To do: Report how many of the lines below contain the string "تحویل", with case counting. Give only the number.

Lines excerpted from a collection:
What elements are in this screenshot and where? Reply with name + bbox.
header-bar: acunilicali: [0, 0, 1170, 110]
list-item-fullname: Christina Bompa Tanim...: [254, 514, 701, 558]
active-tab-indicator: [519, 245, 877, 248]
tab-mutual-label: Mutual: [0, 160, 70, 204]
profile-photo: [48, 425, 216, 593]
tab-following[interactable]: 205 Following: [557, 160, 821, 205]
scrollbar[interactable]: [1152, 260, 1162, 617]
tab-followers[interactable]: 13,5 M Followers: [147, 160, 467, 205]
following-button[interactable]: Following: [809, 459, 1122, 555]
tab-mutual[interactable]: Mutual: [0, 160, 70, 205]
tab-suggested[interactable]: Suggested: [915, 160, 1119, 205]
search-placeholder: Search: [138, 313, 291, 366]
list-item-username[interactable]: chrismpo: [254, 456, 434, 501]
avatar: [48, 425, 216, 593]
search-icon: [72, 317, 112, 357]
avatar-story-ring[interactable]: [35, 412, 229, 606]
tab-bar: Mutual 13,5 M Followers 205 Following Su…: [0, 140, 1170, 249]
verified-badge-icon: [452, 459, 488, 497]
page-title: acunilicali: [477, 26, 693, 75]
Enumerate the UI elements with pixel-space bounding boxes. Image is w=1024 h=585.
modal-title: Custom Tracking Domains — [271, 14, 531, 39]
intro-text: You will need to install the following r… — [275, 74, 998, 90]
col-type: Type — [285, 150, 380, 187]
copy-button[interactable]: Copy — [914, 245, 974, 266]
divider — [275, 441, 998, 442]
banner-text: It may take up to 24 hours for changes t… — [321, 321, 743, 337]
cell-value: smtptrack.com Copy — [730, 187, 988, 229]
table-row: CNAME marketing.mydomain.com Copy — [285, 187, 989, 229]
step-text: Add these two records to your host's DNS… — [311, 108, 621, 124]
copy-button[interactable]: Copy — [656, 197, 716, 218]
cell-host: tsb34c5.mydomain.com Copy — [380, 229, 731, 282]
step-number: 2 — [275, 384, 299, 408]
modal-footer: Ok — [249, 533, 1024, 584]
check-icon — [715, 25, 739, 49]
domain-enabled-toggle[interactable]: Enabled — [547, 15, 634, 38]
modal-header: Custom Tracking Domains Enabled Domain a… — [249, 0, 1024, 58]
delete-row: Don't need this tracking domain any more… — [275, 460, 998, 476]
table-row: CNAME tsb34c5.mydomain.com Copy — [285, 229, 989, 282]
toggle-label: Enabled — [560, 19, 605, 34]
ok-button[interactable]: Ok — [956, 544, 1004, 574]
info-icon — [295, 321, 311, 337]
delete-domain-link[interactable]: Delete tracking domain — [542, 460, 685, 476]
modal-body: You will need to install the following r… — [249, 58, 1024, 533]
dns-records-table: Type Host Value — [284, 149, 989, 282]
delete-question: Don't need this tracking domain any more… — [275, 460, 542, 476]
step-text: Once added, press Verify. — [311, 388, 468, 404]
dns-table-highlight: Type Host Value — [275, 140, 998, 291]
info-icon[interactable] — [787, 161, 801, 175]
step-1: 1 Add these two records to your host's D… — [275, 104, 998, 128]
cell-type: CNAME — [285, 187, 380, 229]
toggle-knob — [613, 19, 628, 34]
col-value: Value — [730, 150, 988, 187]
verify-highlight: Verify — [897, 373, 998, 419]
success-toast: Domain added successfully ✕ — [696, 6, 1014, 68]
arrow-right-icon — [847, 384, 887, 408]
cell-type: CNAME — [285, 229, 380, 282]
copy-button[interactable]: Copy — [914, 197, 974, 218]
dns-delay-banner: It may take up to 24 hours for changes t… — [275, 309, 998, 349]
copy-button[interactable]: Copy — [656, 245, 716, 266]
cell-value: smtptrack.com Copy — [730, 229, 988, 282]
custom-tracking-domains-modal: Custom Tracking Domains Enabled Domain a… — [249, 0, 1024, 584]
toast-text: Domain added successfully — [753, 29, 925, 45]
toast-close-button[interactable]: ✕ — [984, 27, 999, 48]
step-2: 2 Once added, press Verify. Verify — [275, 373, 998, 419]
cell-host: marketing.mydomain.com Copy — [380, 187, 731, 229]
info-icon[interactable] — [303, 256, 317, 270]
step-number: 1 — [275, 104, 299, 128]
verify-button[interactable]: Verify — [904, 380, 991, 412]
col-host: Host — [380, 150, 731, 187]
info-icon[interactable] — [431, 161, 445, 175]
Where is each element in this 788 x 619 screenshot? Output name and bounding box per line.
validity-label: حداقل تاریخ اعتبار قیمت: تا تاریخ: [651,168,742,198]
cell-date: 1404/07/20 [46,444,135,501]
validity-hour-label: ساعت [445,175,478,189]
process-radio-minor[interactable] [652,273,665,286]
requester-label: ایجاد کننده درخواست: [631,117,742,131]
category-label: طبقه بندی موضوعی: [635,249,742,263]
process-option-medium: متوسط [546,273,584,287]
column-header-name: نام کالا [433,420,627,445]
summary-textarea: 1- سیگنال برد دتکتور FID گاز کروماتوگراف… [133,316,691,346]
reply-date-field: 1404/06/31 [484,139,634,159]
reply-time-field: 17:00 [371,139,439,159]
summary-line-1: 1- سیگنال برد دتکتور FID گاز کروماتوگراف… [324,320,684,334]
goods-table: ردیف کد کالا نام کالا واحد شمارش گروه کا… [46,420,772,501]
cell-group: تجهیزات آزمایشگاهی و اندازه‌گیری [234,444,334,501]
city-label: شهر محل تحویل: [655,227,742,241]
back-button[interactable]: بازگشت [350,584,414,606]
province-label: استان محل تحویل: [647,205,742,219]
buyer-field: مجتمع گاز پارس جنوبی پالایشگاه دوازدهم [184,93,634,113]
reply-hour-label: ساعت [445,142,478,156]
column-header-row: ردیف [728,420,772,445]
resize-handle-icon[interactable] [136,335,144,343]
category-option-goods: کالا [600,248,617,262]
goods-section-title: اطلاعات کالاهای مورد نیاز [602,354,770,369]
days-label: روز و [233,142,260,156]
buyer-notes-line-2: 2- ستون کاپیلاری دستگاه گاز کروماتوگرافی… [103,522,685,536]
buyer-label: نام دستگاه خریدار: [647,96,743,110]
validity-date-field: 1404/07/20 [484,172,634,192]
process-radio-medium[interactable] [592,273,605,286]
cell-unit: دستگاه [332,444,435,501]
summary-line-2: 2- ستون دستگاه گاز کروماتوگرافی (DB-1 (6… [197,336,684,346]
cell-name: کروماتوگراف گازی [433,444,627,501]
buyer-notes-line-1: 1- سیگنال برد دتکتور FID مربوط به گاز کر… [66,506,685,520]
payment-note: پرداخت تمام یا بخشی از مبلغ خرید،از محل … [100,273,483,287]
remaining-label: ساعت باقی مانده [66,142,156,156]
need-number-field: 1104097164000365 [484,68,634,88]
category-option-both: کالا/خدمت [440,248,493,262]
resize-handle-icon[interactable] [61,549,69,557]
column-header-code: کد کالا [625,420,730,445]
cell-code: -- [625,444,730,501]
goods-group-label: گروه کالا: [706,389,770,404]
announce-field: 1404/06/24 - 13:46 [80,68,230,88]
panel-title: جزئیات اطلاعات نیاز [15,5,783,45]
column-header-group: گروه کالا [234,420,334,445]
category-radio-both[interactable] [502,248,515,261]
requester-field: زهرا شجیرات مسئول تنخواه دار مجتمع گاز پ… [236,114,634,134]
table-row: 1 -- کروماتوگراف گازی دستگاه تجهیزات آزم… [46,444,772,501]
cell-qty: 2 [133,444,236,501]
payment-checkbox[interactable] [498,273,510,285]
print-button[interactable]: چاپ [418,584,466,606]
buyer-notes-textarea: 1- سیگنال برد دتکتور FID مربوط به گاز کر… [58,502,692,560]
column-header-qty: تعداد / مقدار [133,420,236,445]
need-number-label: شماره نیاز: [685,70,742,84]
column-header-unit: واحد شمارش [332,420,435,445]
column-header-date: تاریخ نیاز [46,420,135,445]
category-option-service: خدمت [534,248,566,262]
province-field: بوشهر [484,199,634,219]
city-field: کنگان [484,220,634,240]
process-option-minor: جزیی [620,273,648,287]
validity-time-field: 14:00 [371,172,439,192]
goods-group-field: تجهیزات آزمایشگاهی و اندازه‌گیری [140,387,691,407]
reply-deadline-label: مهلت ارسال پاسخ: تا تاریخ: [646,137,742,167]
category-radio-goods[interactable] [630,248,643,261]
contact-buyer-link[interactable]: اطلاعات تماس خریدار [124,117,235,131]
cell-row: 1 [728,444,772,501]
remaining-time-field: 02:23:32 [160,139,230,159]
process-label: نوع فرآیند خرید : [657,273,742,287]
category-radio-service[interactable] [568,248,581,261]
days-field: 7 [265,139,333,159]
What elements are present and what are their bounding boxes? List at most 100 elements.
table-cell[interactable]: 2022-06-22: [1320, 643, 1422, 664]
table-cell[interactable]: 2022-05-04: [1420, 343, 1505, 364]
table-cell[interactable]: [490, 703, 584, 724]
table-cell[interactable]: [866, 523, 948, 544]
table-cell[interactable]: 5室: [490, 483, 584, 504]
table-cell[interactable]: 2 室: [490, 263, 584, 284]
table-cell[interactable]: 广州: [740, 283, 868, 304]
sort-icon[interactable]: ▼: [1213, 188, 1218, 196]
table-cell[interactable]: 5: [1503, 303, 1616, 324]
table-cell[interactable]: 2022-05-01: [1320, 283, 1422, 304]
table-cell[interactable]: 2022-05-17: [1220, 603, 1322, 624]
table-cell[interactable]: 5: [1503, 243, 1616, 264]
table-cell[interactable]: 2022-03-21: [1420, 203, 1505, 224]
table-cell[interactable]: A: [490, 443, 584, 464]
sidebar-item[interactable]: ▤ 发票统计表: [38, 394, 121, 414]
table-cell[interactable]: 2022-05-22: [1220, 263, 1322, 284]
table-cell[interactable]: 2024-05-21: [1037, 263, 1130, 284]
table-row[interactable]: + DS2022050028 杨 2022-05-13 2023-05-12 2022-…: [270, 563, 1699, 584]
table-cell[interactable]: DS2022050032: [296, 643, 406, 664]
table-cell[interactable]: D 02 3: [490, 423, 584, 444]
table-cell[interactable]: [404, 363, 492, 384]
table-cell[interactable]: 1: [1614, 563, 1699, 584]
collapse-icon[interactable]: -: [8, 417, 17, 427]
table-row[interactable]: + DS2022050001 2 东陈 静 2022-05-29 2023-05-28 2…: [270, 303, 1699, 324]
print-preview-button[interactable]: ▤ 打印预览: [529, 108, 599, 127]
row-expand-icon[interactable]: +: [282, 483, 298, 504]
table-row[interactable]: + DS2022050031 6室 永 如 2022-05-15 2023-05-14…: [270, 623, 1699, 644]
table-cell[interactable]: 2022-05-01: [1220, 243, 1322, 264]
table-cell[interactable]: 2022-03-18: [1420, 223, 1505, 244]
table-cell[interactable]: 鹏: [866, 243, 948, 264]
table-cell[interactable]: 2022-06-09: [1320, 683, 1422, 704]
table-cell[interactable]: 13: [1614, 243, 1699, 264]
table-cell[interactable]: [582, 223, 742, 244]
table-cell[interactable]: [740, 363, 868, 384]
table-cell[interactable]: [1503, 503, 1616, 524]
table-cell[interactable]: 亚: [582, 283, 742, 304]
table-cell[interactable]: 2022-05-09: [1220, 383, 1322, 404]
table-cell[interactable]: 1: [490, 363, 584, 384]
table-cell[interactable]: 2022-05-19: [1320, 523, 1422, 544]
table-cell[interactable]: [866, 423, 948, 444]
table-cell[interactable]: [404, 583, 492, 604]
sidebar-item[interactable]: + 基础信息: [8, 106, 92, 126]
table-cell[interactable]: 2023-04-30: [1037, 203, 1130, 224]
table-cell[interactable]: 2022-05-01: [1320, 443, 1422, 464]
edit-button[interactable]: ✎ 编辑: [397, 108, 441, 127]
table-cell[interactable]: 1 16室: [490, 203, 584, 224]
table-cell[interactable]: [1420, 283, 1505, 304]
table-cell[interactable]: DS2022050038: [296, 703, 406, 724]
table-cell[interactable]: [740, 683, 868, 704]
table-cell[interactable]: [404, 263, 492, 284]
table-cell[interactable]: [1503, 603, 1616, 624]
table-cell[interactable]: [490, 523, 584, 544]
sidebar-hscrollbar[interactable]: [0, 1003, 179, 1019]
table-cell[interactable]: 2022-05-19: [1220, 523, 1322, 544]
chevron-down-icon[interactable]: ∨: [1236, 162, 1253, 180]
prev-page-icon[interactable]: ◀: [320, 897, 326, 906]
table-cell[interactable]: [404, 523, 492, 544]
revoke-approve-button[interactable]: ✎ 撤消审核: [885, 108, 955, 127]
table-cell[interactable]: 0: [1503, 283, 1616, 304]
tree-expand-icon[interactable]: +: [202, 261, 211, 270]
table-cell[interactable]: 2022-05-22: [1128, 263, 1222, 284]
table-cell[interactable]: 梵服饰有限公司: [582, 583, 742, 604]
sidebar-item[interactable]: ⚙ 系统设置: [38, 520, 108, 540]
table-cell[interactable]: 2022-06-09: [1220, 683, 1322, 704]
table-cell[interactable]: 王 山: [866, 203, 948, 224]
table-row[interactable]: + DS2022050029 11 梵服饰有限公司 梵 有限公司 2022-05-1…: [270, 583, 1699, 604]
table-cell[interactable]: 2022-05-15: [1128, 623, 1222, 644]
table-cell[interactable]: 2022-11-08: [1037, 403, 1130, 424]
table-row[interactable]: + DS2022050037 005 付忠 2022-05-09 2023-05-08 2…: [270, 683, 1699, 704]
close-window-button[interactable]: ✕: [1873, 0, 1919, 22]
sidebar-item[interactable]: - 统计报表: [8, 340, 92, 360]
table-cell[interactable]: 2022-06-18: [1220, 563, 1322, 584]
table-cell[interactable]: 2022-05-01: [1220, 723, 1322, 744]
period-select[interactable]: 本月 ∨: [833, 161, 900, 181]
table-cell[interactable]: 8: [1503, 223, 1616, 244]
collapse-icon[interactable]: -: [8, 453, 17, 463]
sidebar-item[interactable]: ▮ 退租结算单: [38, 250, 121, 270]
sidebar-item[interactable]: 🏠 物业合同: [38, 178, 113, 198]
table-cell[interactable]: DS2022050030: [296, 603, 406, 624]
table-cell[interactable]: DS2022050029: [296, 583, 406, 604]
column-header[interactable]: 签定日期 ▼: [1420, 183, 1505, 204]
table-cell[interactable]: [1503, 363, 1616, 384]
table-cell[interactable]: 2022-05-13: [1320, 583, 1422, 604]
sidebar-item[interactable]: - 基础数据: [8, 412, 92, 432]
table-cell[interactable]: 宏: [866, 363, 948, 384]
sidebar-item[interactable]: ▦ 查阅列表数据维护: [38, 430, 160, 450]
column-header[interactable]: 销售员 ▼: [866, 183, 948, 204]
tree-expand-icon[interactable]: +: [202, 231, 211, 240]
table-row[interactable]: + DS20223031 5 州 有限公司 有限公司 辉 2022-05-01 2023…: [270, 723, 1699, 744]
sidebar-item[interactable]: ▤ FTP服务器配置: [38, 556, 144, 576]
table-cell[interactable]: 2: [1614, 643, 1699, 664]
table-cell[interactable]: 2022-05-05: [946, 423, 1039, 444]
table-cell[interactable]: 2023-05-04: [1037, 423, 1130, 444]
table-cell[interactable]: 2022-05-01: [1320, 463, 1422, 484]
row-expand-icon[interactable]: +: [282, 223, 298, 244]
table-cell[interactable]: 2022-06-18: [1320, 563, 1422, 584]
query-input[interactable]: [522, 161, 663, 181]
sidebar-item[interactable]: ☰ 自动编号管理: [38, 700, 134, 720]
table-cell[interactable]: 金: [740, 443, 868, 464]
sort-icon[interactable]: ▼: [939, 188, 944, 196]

The solution: 2